Set task =
Below are some records; repeat them all exactly, minus the pictures.

Exercise material =
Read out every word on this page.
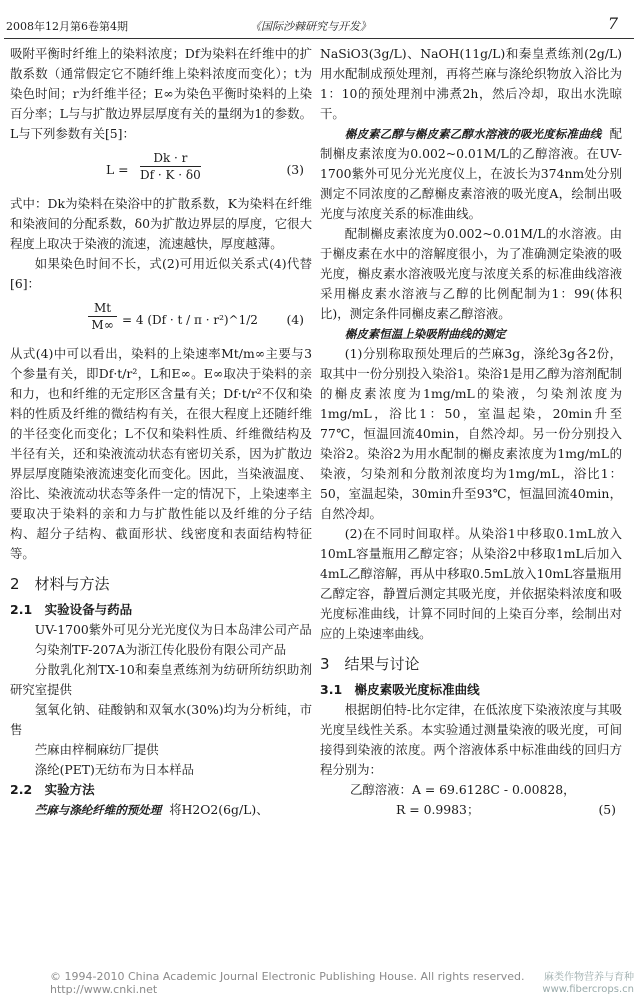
2008年12月第6卷第4期	《国际沙棘研究与开发》	7

吸附平衡时纤维上的染料浓度；Df为染料在纤维中的扩散系数（通常假定它不随纤维上染料浓度而变化）；t为染色时间；r为纤维半径；E∞为染色平衡时染料的上染百分率；L与与扩散边界层厚度有关的量纲为1的参数。L与下列参数有关[5]：

$L = \frac{Dk \cdot r}{Df \cdot K \cdot \delta 0}$	(3)

式中：Dk为染料在染浴中的扩散系数，K为染料在纤维和染液间的分配系数，δ0为扩散边界层的厚度，它很大程度上取决于染液的流速，流速越快，厚度越薄。

如果染色时间不长，式(2)可用近似关系式(4)代替[6]：

$\frac{Mt}{M\infty} = 4$ (Df · t / π · r²)^1/2 (4)

从式(4)中可以看出，染料的上染速率Mt/m∞主要与3个参量有关，即Df·t/r²，L和E∞。E∞取决于染料的亲和力，也和纤维的无定形区含量有关；Df·t/r²不仅和染料的性质及纤维的微结构有关，在很大程度上还随纤维的半径变化而变化；L不仅和染料性质、纤维微结构及半径有关，还和染液流动状态有密切关系，因为扩散边界层厚度随染液流速变化而变化。因此，当染液温度、浴比、染液流动状态等条件一定的情况下，上染速率主要取决于染料的亲和力与扩散性能以及纤维的分子结构、超分子结构、截面形状、线密度和表面结构特征等。

2　材料与方法
2.1　实验设备与药品

UV-1700紫外可见分光光度仪为日本岛津公司产品

匀染剂TF-207A为浙江传化股份有限公司产品

分散乳化剂TX-10和秦皇煮练剂为纺研所纺织助剂研究室提供

氢氧化钠、硅酸钠和双氧水(30%)均为分析纯，市售

苎麻由梓桐麻纺厂提供

涤纶(PET)无纺布为日本样品

2.2　实验方法

苎麻与涤纶纤维的预处理 将H2O2(6g/L)、

NaSiO3(3g/L)、NaOH(11g/L)和秦皇煮练剂(2g/L)用水配制成预处理剂，再将苎麻与涤纶织物放入浴比为1：10的预处理剂中沸煮2h，然后冷却，取出水洗晾干。

槲皮素乙醇与槲皮素乙醇水溶液的吸光度标准曲线 配制槲皮素浓度为0.002~0.01M/L的乙醇溶液。在UV-1700紫外可见分光光度仪上，在波长为374nm处分别测定不同浓度的乙醇槲皮素溶液的吸光度A，绘制出吸光度与浓度关系的标准曲线。

配制槲皮素浓度为0.002~0.01M/L的水溶液。由于槲皮素在水中的溶解度很小，为了准确测定染液的吸光度，槲皮素水溶液吸光度与浓度关系的标准曲线溶液采用槲皮素水溶液与乙醇的比例配制为1：99(体积比)，测定条件同槲皮素乙醇溶液。

槲皮素恒温上染吸附曲线的测定

(1)分别称取预处理后的苎麻3g，涤纶3g各2份，取其中一份分别投入染浴1。染浴1是用乙醇为溶剂配制的槲皮素浓度为1mg/mL的染液，匀染剂浓度为1mg/mL，浴比1：50，室温起染，20min升至77℃，恒温回流40min，自然冷却。另一份分别投入染浴2。染浴2为用水配制的槲皮素浓度为1mg/mL的染液，匀染剂和分散剂浓度均为1mg/mL，浴比1：50，室温起染，30min升至93℃，恒温回流40min，自然冷却。

(2)在不同时间取样。从染浴1中移取0.1mL放入10mL容量瓶用乙醇定容；从染浴2中移取1mL后加入4mL乙醇溶解，再从中移取0.5mL放入10mL容量瓶用乙醇定容，静置后测定其吸光度，并依据染料浓度和吸光度标准曲线，计算不同时间的上染百分率，绘制出对应的上染速率曲线。

3　结果与讨论
3.1　槲皮素吸光度标准曲线

根据朗伯特-比尔定律，在低浓度下染液浓度与其吸光度呈线性关系。本实验通过测量染液的吸光度，可间接得到染液的浓度。两个溶液体系中标准曲线的回归方程分别为：

乙醇溶液：A = 69.6128C - 0.00828，
R = 0.9983；	(5)
© 1994-2010 China Academic Journal Electronic Publishing House. All rights reserved. http://www.cnki.net
麻类作物营养与育种
www.fibercrops.cn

The answer =
Read out every word on this page.
2008年12月第6卷第4期	《国际沙棘研究与开发》	7

吸附平衡时纤维上的染料浓度；Df为染料在纤维中的扩散系数（通常假定它不随纤维上染料浓度而变化）；t为染色时间；r为纤维半径；E∞为染色平衡时染料的上染百分率；L与与扩散边界层厚度有关的量纲为1的参数。L与下列参数有关[5]：

$L = \frac{Dk \cdot r}{Df \cdot K \cdot \delta 0}$	(3)

式中：Dk为染料在染浴中的扩散系数，K为染料在纤维和染液间的分配系数，δ0为扩散边界层的厚度，它很大程度上取决于染液的流速，流速越快，厚度越薄。

如果染色时间不长，式(2)可用近似关系式(4)代替[6]：

$\frac{Mt}{M\infty} = 4$ (Df · t / π · r²)^1/2 (4)

从式(4)中可以看出，染料的上染速率Mt/m∞主要与3个参量有关，即Df·t/r²，L和E∞。E∞取决于染料的亲和力，也和纤维的无定形区含量有关；Df·t/r²不仅和染料的性质及纤维的微结构有关，在很大程度上还随纤维的半径变化而变化；L不仅和染料性质、纤维微结构及半径有关，还和染液流动状态有密切关系，因为扩散边界层厚度随染液流速变化而变化。因此，当染液温度、浴比、染液流动状态等条件一定的情况下，上染速率主要取决于染料的亲和力与扩散性能以及纤维的分子结构、超分子结构、截面形状、线密度和表面结构特征等。

2　材料与方法
2.1　实验设备与药品

UV-1700紫外可见分光光度仪为日本岛津公司产品

匀染剂TF-207A为浙江传化股份有限公司产品

分散乳化剂TX-10和秦皇煮练剂为纺研所纺织助剂研究室提供

氢氧化钠、硅酸钠和双氧水(30%)均为分析纯，市售

苎麻由梓桐麻纺厂提供

涤纶(PET)无纺布为日本样品

2.2　实验方法

苎麻与涤纶纤维的预处理 将H2O2(6g/L)、

NaSiO3(3g/L)、NaOH(11g/L)和秦皇煮练剂(2g/L)用水配制成预处理剂，再将苎麻与涤纶织物放入浴比为1：10的预处理剂中沸煮2h，然后冷却，取出水洗晾干。

槲皮素乙醇与槲皮素乙醇水溶液的吸光度标准曲线 配制槲皮素浓度为0.002~0.01M/L的乙醇溶液。在UV-1700紫外可见分光光度仪上，在波长为374nm处分别测定不同浓度的乙醇槲皮素溶液的吸光度A，绘制出吸光度与浓度关系的标准曲线。

配制槲皮素浓度为0.002~0.01M/L的水溶液。由于槲皮素在水中的溶解度很小，为了准确测定染液的吸光度，槲皮素水溶液吸光度与浓度关系的标准曲线溶液采用槲皮素水溶液与乙醇的比例配制为1：99(体积比)，测定条件同槲皮素乙醇溶液。

槲皮素恒温上染吸附曲线的测定

(1)分别称取预处理后的苎麻3g，涤纶3g各2份，取其中一份分别投入染浴1。染浴1是用乙醇为溶剂配制的槲皮素浓度为1mg/mL的染液，匀染剂浓度为1mg/mL，浴比1：50，室温起染，20min升至77℃，恒温回流40min，自然冷却。另一份分别投入染浴2。染浴2为用水配制的槲皮素浓度为1mg/mL的染液，匀染剂和分散剂浓度均为1mg/mL，浴比1：50，室温起染，30min升至93℃，恒温回流40min，自然冷却。

(2)在不同时间取样。从染浴1中移取0.1mL放入10mL容量瓶用乙醇定容；从染浴2中移取1mL后加入4mL乙醇溶解，再从中移取0.5mL放入10mL容量瓶用乙醇定容，静置后测定其吸光度，并依据染料浓度和吸光度标准曲线，计算不同时间的上染百分率，绘制出对应的上染速率曲线。

3　结果与讨论
3.1　槲皮素吸光度标准曲线

根据朗伯特-比尔定律，在低浓度下染液浓度与其吸光度呈线性关系。本实验通过测量染液的吸光度，可间接得到染液的浓度。两个溶液体系中标准曲线的回归方程分别为：

乙醇溶液：A = 69.6128C - 0.00828，
R = 0.9983；	(5)
© 1994-2010 China Academic Journal Electronic Publishing House. All rights reserved. http://www.cnki.net
麻类作物营养与育种
www.fibercrops.cn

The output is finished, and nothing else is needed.